> **TASK DETAILS**
Please lay out every line of the entries below as a Markdown table with the columns Row and Entry, numbering the rows and leaving out any blank lines.

> **THE RECORDS**
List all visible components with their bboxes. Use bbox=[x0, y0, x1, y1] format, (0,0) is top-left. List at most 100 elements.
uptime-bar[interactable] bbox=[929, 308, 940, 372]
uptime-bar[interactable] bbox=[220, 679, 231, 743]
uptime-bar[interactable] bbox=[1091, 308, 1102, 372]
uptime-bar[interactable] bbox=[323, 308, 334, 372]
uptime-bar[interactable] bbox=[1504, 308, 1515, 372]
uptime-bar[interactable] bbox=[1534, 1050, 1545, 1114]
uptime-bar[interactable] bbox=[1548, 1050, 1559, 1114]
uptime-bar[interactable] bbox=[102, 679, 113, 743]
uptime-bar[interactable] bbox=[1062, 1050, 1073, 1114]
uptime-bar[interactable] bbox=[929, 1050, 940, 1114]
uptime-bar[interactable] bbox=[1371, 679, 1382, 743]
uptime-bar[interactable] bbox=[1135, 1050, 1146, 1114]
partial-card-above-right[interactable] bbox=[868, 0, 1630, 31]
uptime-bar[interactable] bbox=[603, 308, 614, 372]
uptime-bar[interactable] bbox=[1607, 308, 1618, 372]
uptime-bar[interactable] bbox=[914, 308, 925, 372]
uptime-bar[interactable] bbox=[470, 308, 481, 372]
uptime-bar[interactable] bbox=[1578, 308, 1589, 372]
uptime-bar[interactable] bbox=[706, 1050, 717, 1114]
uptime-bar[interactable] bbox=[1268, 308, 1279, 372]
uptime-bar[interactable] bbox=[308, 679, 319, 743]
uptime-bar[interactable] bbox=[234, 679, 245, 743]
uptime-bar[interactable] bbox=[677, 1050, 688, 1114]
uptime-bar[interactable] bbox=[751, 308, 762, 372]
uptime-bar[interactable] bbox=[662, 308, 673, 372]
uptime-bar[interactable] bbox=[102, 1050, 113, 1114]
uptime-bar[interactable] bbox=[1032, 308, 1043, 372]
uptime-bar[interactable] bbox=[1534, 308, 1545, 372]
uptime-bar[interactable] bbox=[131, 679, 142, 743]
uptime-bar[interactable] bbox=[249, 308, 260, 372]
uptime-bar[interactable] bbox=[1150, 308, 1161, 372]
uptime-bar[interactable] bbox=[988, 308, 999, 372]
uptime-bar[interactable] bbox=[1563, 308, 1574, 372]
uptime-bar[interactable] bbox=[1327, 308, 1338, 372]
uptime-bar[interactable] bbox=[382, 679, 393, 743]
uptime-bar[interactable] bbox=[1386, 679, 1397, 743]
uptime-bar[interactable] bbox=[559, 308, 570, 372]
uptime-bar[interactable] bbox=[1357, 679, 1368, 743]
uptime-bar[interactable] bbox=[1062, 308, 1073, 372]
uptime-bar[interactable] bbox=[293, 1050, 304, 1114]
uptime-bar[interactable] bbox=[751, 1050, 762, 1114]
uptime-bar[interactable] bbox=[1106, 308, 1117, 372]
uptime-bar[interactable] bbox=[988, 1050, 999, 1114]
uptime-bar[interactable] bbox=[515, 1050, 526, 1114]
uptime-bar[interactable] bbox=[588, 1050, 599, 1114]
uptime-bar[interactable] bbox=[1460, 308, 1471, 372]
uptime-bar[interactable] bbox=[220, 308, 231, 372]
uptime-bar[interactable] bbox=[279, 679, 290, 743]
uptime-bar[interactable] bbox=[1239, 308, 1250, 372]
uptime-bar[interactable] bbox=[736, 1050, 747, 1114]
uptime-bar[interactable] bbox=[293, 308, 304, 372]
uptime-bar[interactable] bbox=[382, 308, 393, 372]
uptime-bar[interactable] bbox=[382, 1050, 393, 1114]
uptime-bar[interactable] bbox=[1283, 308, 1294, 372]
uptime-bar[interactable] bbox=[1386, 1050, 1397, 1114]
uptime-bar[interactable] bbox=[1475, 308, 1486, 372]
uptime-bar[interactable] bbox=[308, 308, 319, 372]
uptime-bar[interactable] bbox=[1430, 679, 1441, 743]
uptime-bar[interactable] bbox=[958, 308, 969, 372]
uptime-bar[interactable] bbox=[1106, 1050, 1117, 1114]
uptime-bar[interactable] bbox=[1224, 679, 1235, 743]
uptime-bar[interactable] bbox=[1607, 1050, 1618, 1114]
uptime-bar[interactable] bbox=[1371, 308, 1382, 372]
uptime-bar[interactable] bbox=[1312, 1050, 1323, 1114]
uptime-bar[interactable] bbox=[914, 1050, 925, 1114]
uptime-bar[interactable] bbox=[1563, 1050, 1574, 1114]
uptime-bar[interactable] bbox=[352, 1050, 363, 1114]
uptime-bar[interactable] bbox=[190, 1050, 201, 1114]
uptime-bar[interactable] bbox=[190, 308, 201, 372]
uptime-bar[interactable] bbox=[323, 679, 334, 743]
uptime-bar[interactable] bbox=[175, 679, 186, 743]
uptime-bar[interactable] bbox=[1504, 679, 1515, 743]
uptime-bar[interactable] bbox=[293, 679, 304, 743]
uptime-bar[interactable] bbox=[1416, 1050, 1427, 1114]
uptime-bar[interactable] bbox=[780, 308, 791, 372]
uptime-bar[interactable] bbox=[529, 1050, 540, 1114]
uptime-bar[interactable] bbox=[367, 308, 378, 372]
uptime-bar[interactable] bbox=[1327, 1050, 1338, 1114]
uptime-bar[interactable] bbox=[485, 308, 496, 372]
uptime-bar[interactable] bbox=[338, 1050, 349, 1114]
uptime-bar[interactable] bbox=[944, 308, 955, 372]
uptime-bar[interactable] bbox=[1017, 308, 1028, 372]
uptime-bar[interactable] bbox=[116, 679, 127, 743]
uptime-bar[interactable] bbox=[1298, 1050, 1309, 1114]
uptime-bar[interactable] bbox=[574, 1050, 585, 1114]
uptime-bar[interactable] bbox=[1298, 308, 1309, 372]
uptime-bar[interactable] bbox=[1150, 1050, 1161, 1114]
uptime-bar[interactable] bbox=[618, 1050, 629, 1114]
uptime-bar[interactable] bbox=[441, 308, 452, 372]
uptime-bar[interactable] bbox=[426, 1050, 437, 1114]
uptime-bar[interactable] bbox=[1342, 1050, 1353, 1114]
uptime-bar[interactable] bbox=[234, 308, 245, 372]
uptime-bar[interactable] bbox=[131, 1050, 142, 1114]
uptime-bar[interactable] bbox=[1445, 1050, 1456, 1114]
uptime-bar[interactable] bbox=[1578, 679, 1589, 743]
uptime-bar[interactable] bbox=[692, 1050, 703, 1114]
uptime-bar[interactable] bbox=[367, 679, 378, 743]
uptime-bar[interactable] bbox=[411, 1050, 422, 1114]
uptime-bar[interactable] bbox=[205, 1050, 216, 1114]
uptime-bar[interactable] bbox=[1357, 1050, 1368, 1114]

> **THE RESULT**
| Row | Entry |
|---|---|
| 1 | List all visible components with their bboxes. Use bbox=[x0, y0, x1, y1] format, (0,0) is top-left. List at most 100 elements. |
| 2 | uptime-bar[interactable] bbox=[929, 308, 940, 372] |
| 3 | uptime-bar[interactable] bbox=[220, 679, 231, 743] |
| 4 | uptime-bar[interactable] bbox=[1091, 308, 1102, 372] |
| 5 | uptime-bar[interactable] bbox=[323, 308, 334, 372] |
| 6 | uptime-bar[interactable] bbox=[1504, 308, 1515, 372] |
| 7 | uptime-bar[interactable] bbox=[1534, 1050, 1545, 1114] |
| 8 | uptime-bar[interactable] bbox=[1548, 1050, 1559, 1114] |
| 9 | uptime-bar[interactable] bbox=[102, 679, 113, 743] |
| 10 | uptime-bar[interactable] bbox=[1062, 1050, 1073, 1114] |
| 11 | uptime-bar[interactable] bbox=[929, 1050, 940, 1114] |
| 12 | uptime-bar[interactable] bbox=[1371, 679, 1382, 743] |
| 13 | uptime-bar[interactable] bbox=[1135, 1050, 1146, 1114] |
| 14 | partial-card-above-right[interactable] bbox=[868, 0, 1630, 31] |
| 15 | uptime-bar[interactable] bbox=[603, 308, 614, 372] |
| 16 | uptime-bar[interactable] bbox=[1607, 308, 1618, 372] |
| 17 | uptime-bar[interactable] bbox=[914, 308, 925, 372] |
| 18 | uptime-bar[interactable] bbox=[470, 308, 481, 372] |
| 19 | uptime-bar[interactable] bbox=[1578, 308, 1589, 372] |
| 20 | uptime-bar[interactable] bbox=[706, 1050, 717, 1114] |
| 21 | uptime-bar[interactable] bbox=[1268, 308, 1279, 372] |
| 22 | uptime-bar[interactable] bbox=[308, 679, 319, 743] |
| 23 | uptime-bar[interactable] bbox=[234, 679, 245, 743] |
| 24 | uptime-bar[interactable] bbox=[677, 1050, 688, 1114] |
| 25 | uptime-bar[interactable] bbox=[751, 308, 762, 372] |
| 26 | uptime-bar[interactable] bbox=[662, 308, 673, 372] |
| 27 | uptime-bar[interactable] bbox=[102, 1050, 113, 1114] |
| 28 | uptime-bar[interactable] bbox=[1032, 308, 1043, 372] |
| 29 | uptime-bar[interactable] bbox=[1534, 308, 1545, 372] |
| 30 | uptime-bar[interactable] bbox=[131, 679, 142, 743] |
| 31 | uptime-bar[interactable] bbox=[249, 308, 260, 372] |
| 32 | uptime-bar[interactable] bbox=[1150, 308, 1161, 372] |
| 33 | uptime-bar[interactable] bbox=[988, 308, 999, 372] |
| 34 | uptime-bar[interactable] bbox=[1563, 308, 1574, 372] |
| 35 | uptime-bar[interactable] bbox=[1327, 308, 1338, 372] |
| 36 | uptime-bar[interactable] bbox=[382, 679, 393, 743] |
| 37 | uptime-bar[interactable] bbox=[1386, 679, 1397, 743] |
| 38 | uptime-bar[interactable] bbox=[559, 308, 570, 372] |
| 39 | uptime-bar[interactable] bbox=[1357, 679, 1368, 743] |
| 40 | uptime-bar[interactable] bbox=[1062, 308, 1073, 372] |
| 41 | uptime-bar[interactable] bbox=[293, 1050, 304, 1114] |
| 42 | uptime-bar[interactable] bbox=[751, 1050, 762, 1114] |
| 43 | uptime-bar[interactable] bbox=[1106, 308, 1117, 372] |
| 44 | uptime-bar[interactable] bbox=[988, 1050, 999, 1114] |
| 45 | uptime-bar[interactable] bbox=[515, 1050, 526, 1114] |
| 46 | uptime-bar[interactable] bbox=[588, 1050, 599, 1114] |
| 47 | uptime-bar[interactable] bbox=[1460, 308, 1471, 372] |
| 48 | uptime-bar[interactable] bbox=[220, 308, 231, 372] |
| 49 | uptime-bar[interactable] bbox=[279, 679, 290, 743] |
| 50 | uptime-bar[interactable] bbox=[1239, 308, 1250, 372] |
| 51 | uptime-bar[interactable] bbox=[736, 1050, 747, 1114] |
| 52 | uptime-bar[interactable] bbox=[293, 308, 304, 372] |
| 53 | uptime-bar[interactable] bbox=[382, 308, 393, 372] |
| 54 | uptime-bar[interactable] bbox=[382, 1050, 393, 1114] |
| 55 | uptime-bar[interactable] bbox=[1283, 308, 1294, 372] |
| 56 | uptime-bar[interactable] bbox=[1386, 1050, 1397, 1114] |
| 57 | uptime-bar[interactable] bbox=[1475, 308, 1486, 372] |
| 58 | uptime-bar[interactable] bbox=[308, 308, 319, 372] |
| 59 | uptime-bar[interactable] bbox=[1430, 679, 1441, 743] |
| 60 | uptime-bar[interactable] bbox=[958, 308, 969, 372] |
| 61 | uptime-bar[interactable] bbox=[1106, 1050, 1117, 1114] |
| 62 | uptime-bar[interactable] bbox=[1224, 679, 1235, 743] |
| 63 | uptime-bar[interactable] bbox=[1607, 1050, 1618, 1114] |
| 64 | uptime-bar[interactable] bbox=[1371, 308, 1382, 372] |
| 65 | uptime-bar[interactable] bbox=[1312, 1050, 1323, 1114] |
| 66 | uptime-bar[interactable] bbox=[914, 1050, 925, 1114] |
| 67 | uptime-bar[interactable] bbox=[1563, 1050, 1574, 1114] |
| 68 | uptime-bar[interactable] bbox=[352, 1050, 363, 1114] |
| 69 | uptime-bar[interactable] bbox=[190, 1050, 201, 1114] |
| 70 | uptime-bar[interactable] bbox=[190, 308, 201, 372] |
| 71 | uptime-bar[interactable] bbox=[323, 679, 334, 743] |
| 72 | uptime-bar[interactable] bbox=[175, 679, 186, 743] |
| 73 | uptime-bar[interactable] bbox=[1504, 679, 1515, 743] |
| 74 | uptime-bar[interactable] bbox=[293, 679, 304, 743] |
| 75 | uptime-bar[interactable] bbox=[1416, 1050, 1427, 1114] |
| 76 | uptime-bar[interactable] bbox=[780, 308, 791, 372] |
| 77 | uptime-bar[interactable] bbox=[529, 1050, 540, 1114] |
| 78 | uptime-bar[interactable] bbox=[367, 308, 378, 372] |
| 79 | uptime-bar[interactable] bbox=[1327, 1050, 1338, 1114] |
| 80 | uptime-bar[interactable] bbox=[485, 308, 496, 372] |
| 81 | uptime-bar[interactable] bbox=[338, 1050, 349, 1114] |
| 82 | uptime-bar[interactable] bbox=[944, 308, 955, 372] |
| 83 | uptime-bar[interactable] bbox=[1017, 308, 1028, 372] |
| 84 | uptime-bar[interactable] bbox=[116, 679, 127, 743] |
| 85 | uptime-bar[interactable] bbox=[1298, 1050, 1309, 1114] |
| 86 | uptime-bar[interactable] bbox=[574, 1050, 585, 1114] |
| 87 | uptime-bar[interactable] bbox=[1298, 308, 1309, 372] |
| 88 | uptime-bar[interactable] bbox=[1150, 1050, 1161, 1114] |
| 89 | uptime-bar[interactable] bbox=[618, 1050, 629, 1114] |
| 90 | uptime-bar[interactable] bbox=[441, 308, 452, 372] |
| 91 | uptime-bar[interactable] bbox=[426, 1050, 437, 1114] |
| 92 | uptime-bar[interactable] bbox=[1342, 1050, 1353, 1114] |
| 93 | uptime-bar[interactable] bbox=[234, 308, 245, 372] |
| 94 | uptime-bar[interactable] bbox=[131, 1050, 142, 1114] |
| 95 | uptime-bar[interactable] bbox=[1445, 1050, 1456, 1114] |
| 96 | uptime-bar[interactable] bbox=[1578, 679, 1589, 743] |
| 97 | uptime-bar[interactable] bbox=[692, 1050, 703, 1114] |
| 98 | uptime-bar[interactable] bbox=[367, 679, 378, 743] |
| 99 | uptime-bar[interactable] bbox=[411, 1050, 422, 1114] |
| 100 | uptime-bar[interactable] bbox=[205, 1050, 216, 1114] |
| 101 | uptime-bar[interactable] bbox=[1357, 1050, 1368, 1114] |